Data entries
════════

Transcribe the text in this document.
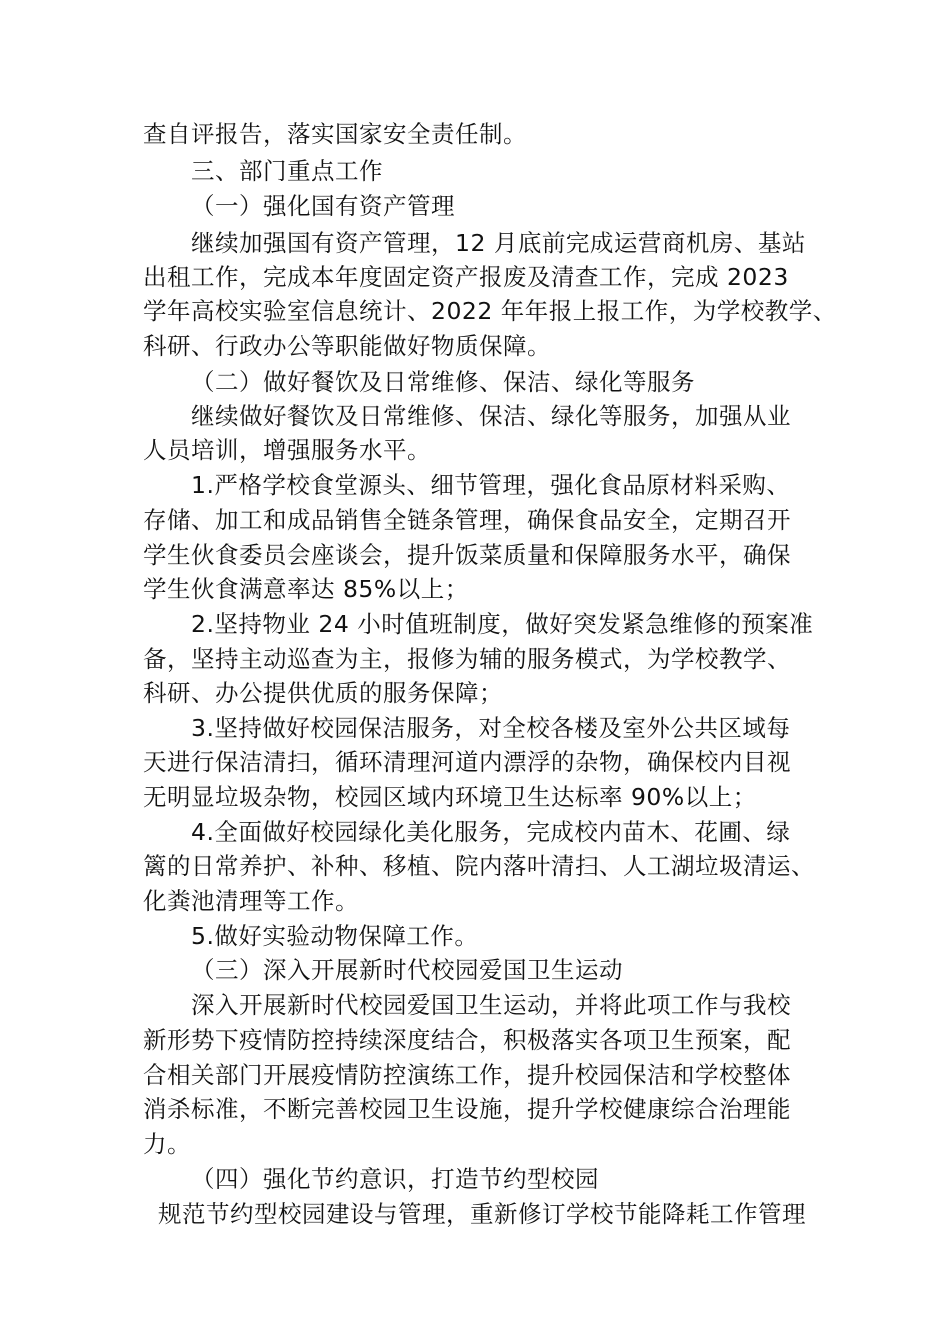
查自评报告，落实国家安全责任制。
三、部门重点工作
（一）强化国有资产管理
继续加强国有资产管理，12 月底前完成运营商机房、基站
出租工作，完成本年度固定资产报废及清查工作，完成 2023
学年高校实验室信息统计、2022 年年报上报工作，为学校教学、
科研、行政办公等职能做好物质保障。
（二）做好餐饮及日常维修、保洁、绿化等服务
继续做好餐饮及日常维修、保洁、绿化等服务，加强从业
人员培训，增强服务水平。
1.严格学校食堂源头、细节管理，强化食品原材料采购、
存储、加工和成品销售全链条管理，确保食品安全，定期召开
学生伙食委员会座谈会，提升饭菜质量和保障服务水平，确保
学生伙食满意率达 85%以上；
2.坚持物业 24 小时值班制度，做好突发紧急维修的预案准
备，坚持主动巡查为主，报修为辅的服务模式，为学校教学、
科研、办公提供优质的服务保障；
3.坚持做好校园保洁服务，对全校各楼及室外公共区域每
天进行保洁清扫，循环清理河道内漂浮的杂物，确保校内目视
无明显垃圾杂物，校园区域内环境卫生达标率 90%以上；
4.全面做好校园绿化美化服务，完成校内苗木、花圃、绿
篱的日常养护、补种、移植、院内落叶清扫、人工湖垃圾清运、
化粪池清理等工作。
5.做好实验动物保障工作。
（三）深入开展新时代校园爱国卫生运动
深入开展新时代校园爱国卫生运动，并将此项工作与我校
新形势下疫情防控持续深度结合，积极落实各项卫生预案，配
合相关部门开展疫情防控演练工作，提升校园保洁和学校整体
消杀标准，不断完善校园卫生设施，提升学校健康综合治理能
力。
（四）强化节约意识，打造节约型校园
规范节约型校园建设与管理，重新修订学校节能降耗工作管理
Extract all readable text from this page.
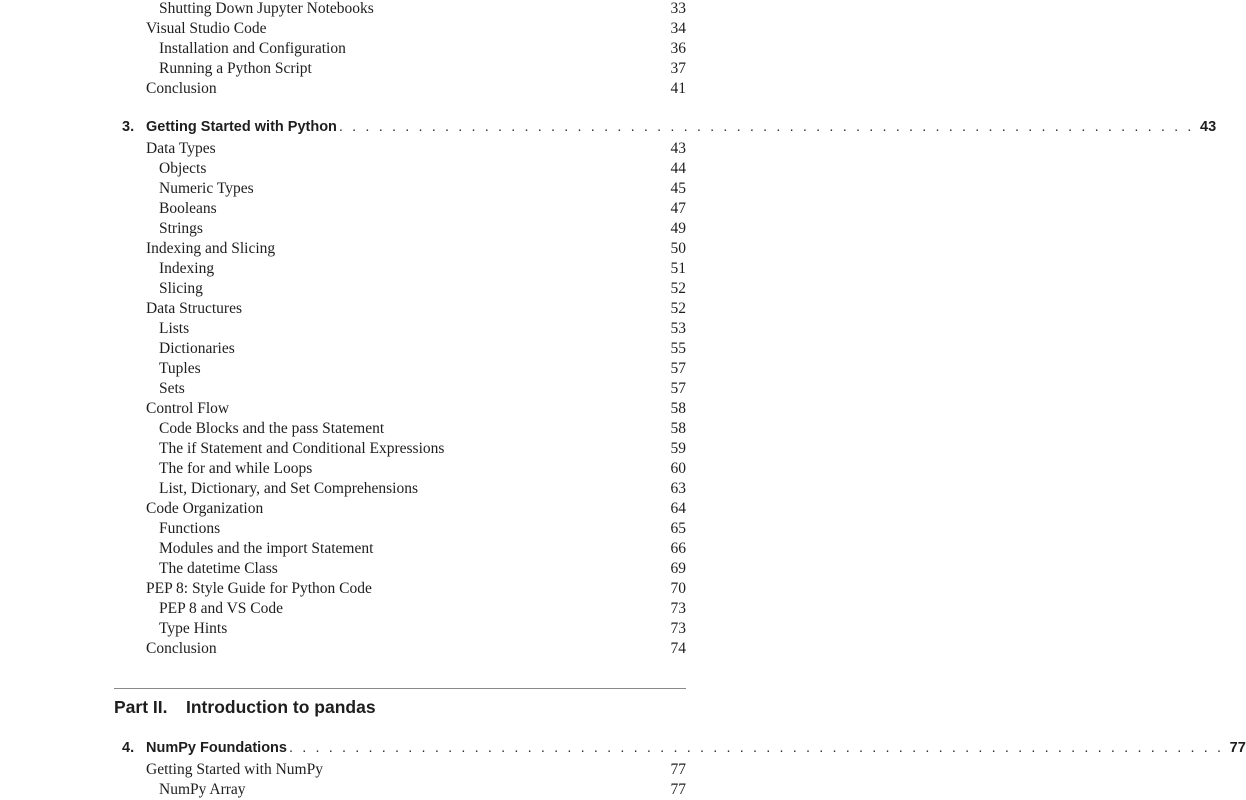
Shutting Down Jupyter Notebooks	33
Visual Studio Code	34
Installation and Configuration	36
Running a Python Script	37
Conclusion	41
3. Getting Started with Python . . . . . . . . . . . . . . . . . . . . . . . . . . . . . . . . . . . . . . . . . . . . . . . . . . . . . . . . . . . . . . . . . 43
Data Types	43
Objects	44
Numeric Types	45
Booleans	47
Strings	49
Indexing and Slicing	50
Indexing	51
Slicing	52
Data Structures	52
Lists	53
Dictionaries	55
Tuples	57
Sets	57
Control Flow	58
Code Blocks and the pass Statement	58
The if Statement and Conditional Expressions	59
The for and while Loops	60
List, Dictionary, and Set Comprehensions	63
Code Organization	64
Functions	65
Modules and the import Statement	66
The datetime Class	69
PEP 8: Style Guide for Python Code	70
PEP 8 and VS Code	73
Type Hints	73
Conclusion	74
Part II. Introduction to pandas
4. NumPy Foundations . . . . . . . . . . . . . . . . . . . . . . . . . . . . . . . . . . . . . . . . . . . . . . . . . . . . . . . . . . . . . . . . . . . . . . . 77
Getting Started with NumPy	77
NumPy Array	77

════════

- _WORK TO COMPLETE_
Count every line in the data where the string "NumPy" occurs. Give nothing except the number.

- _SOLUTION BELOW_
3